### Short problem:
Your task is to transcribe the data in full.
□ □ □ □ □
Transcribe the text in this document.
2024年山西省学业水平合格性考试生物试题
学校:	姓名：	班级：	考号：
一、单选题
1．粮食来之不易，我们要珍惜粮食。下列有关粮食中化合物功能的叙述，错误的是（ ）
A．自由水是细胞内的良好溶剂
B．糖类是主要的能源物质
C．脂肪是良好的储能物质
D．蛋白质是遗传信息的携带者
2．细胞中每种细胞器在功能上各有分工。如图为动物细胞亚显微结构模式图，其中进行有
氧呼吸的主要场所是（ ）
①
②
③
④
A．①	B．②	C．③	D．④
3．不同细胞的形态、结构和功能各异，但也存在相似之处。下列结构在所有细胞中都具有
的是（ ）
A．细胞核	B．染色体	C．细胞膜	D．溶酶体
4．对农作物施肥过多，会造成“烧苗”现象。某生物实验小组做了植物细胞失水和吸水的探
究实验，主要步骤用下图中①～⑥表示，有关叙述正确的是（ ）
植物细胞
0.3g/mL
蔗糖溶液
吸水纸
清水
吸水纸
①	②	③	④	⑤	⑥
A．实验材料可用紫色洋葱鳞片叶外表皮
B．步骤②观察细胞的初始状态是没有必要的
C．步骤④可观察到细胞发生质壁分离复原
□ □ □ □ □
### Answer for the task:
Transcribe the text in this document.
2024年山西省学业水平合格性考试生物试题
学校:	姓名：	班级：	考号：
一、单选题
1．粮食来之不易，我们要珍惜粮食。下列有关粮食中化合物功能的叙述，错误的是（ ）
A．自由水是细胞内的良好溶剂
B．糖类是主要的能源物质
C．脂肪是良好的储能物质
D．蛋白质是遗传信息的携带者
2．细胞中每种细胞器在功能上各有分工。如图为动物细胞亚显微结构模式图，其中进行有
氧呼吸的主要场所是（ ）
①
②
③
④
A．①	B．②	C．③	D．④
3．不同细胞的形态、结构和功能各异，但也存在相似之处。下列结构在所有细胞中都具有
的是（ ）
A．细胞核	B．染色体	C．细胞膜	D．溶酶体
4．对农作物施肥过多，会造成“烧苗”现象。某生物实验小组做了植物细胞失水和吸水的探
究实验，主要步骤用下图中①～⑥表示，有关叙述正确的是（ ）
植物细胞
0.3g/mL
蔗糖溶液
吸水纸
清水
吸水纸
①	②	③	④	⑤	⑥
A．实验材料可用紫色洋葱鳞片叶外表皮
B．步骤②观察细胞的初始状态是没有必要的
C．步骤④可观察到细胞发生质壁分离复原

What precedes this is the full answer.